> What you are asked to do
All entries below need to be written out exactly, but without their pictures.

[Collected data]
·····

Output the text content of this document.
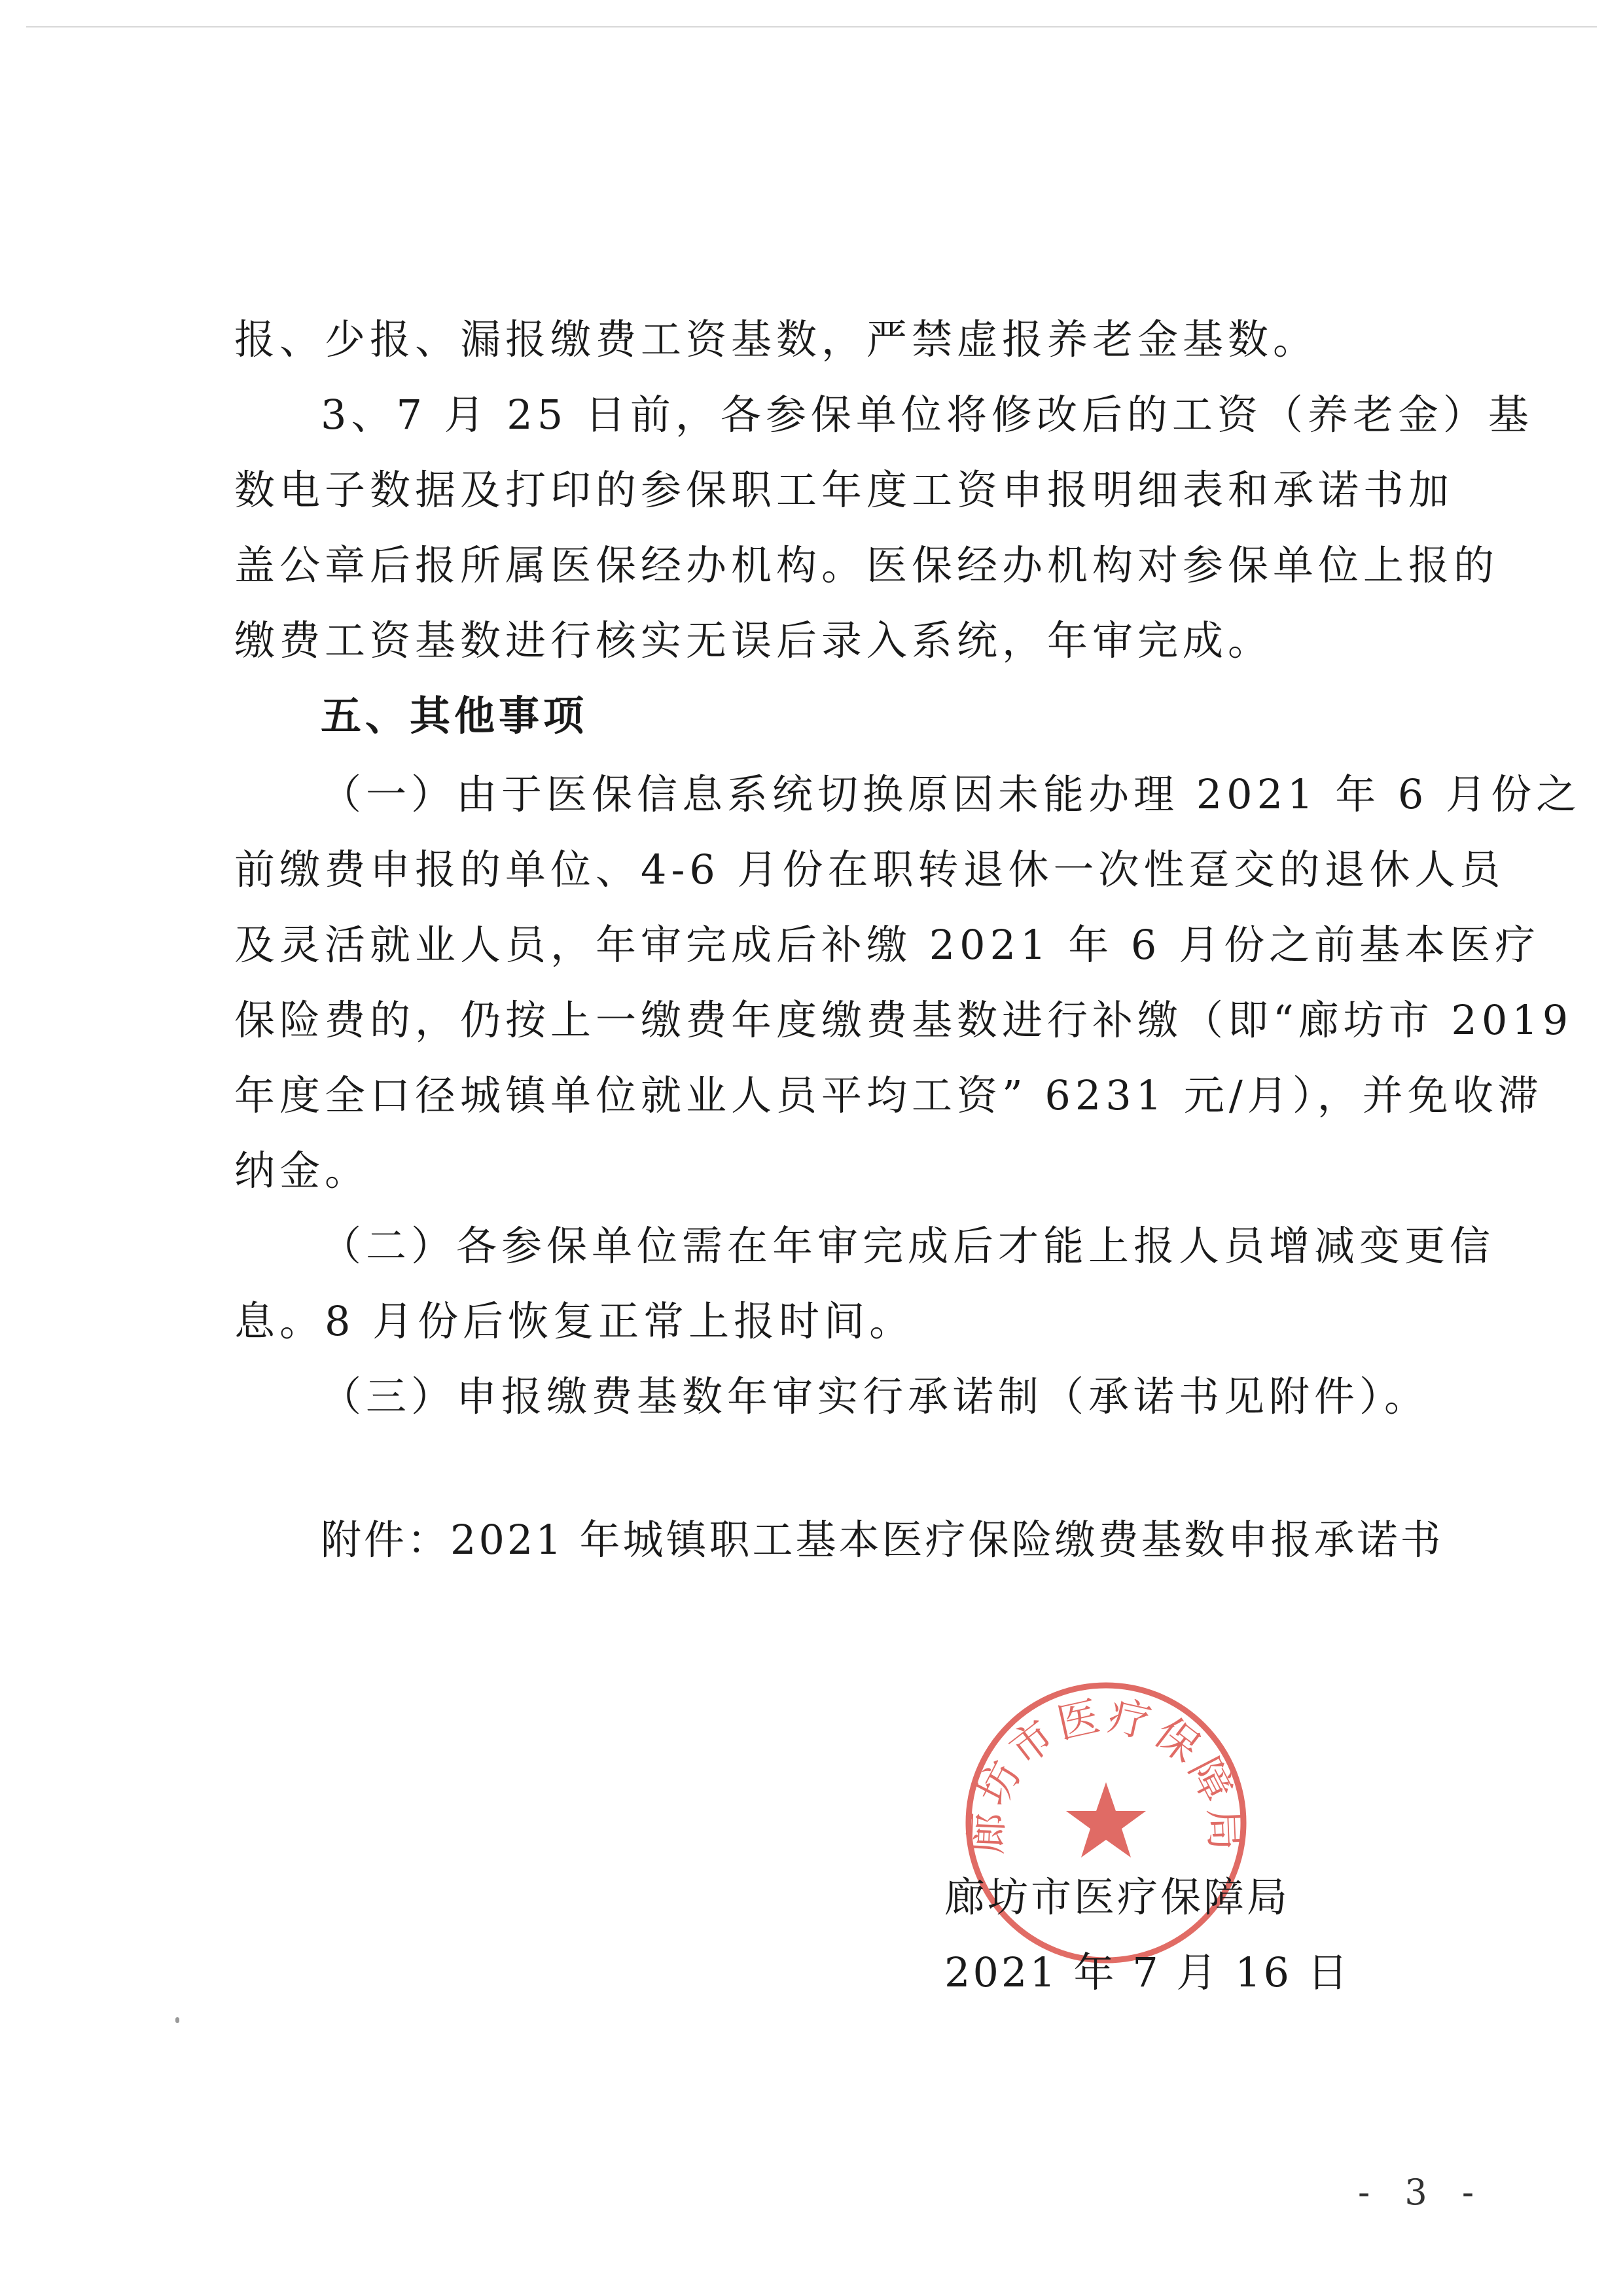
报、少报、漏报缴费工资基数，严禁虚报养老金基数。
3、7 月 25 日前，各参保单位将修改后的工资（养老金）基
数电子数据及打印的参保职工年度工资申报明细表和承诺书加
盖公章后报所属医保经办机构。医保经办机构对参保单位上报的
缴费工资基数进行核实无误后录入系统，年审完成。
五、其他事项
（一）由于医保信息系统切换原因未能办理 2021 年 6 月份之
前缴费申报的单位、4-6 月份在职转退休一次性趸交的退休人员
及灵活就业人员，年审完成后补缴 2021 年 6 月份之前基本医疗
保险费的，仍按上一缴费年度缴费基数进行补缴（即“廊坊市 2019
年度全口径城镇单位就业人员平均工资” 6231 元/月），并免收滞
纳金。
（二）各参保单位需在年审完成后才能上报人员增减变更信
息。8 月份后恢复正常上报时间。
（三）申报缴费基数年审实行承诺制（承诺书见附件）。
附件：2021 年城镇职工基本医疗保险缴费基数申报承诺书
廊坊市医疗保障局
廊坊市医疗保障局
2021 年 7 月 16 日
- 3 -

·····

> Correct result
Output the text content of this document.
报、少报、漏报缴费工资基数，严禁虚报养老金基数。
3、7 月 25 日前，各参保单位将修改后的工资（养老金）基
数电子数据及打印的参保职工年度工资申报明细表和承诺书加
盖公章后报所属医保经办机构。医保经办机构对参保单位上报的
缴费工资基数进行核实无误后录入系统，年审完成。
五、其他事项
（一）由于医保信息系统切换原因未能办理 2021 年 6 月份之
前缴费申报的单位、4-6 月份在职转退休一次性趸交的退休人员
及灵活就业人员，年审完成后补缴 2021 年 6 月份之前基本医疗
保险费的，仍按上一缴费年度缴费基数进行补缴（即“廊坊市 2019
年度全口径城镇单位就业人员平均工资” 6231 元/月），并免收滞
纳金。
（二）各参保单位需在年审完成后才能上报人员增减变更信
息。8 月份后恢复正常上报时间。
（三）申报缴费基数年审实行承诺制（承诺书见附件）。
附件：2021 年城镇职工基本医疗保险缴费基数申报承诺书
廊坊市医疗保障局
廊坊市医疗保障局
2021 年 7 月 16 日
- 3 -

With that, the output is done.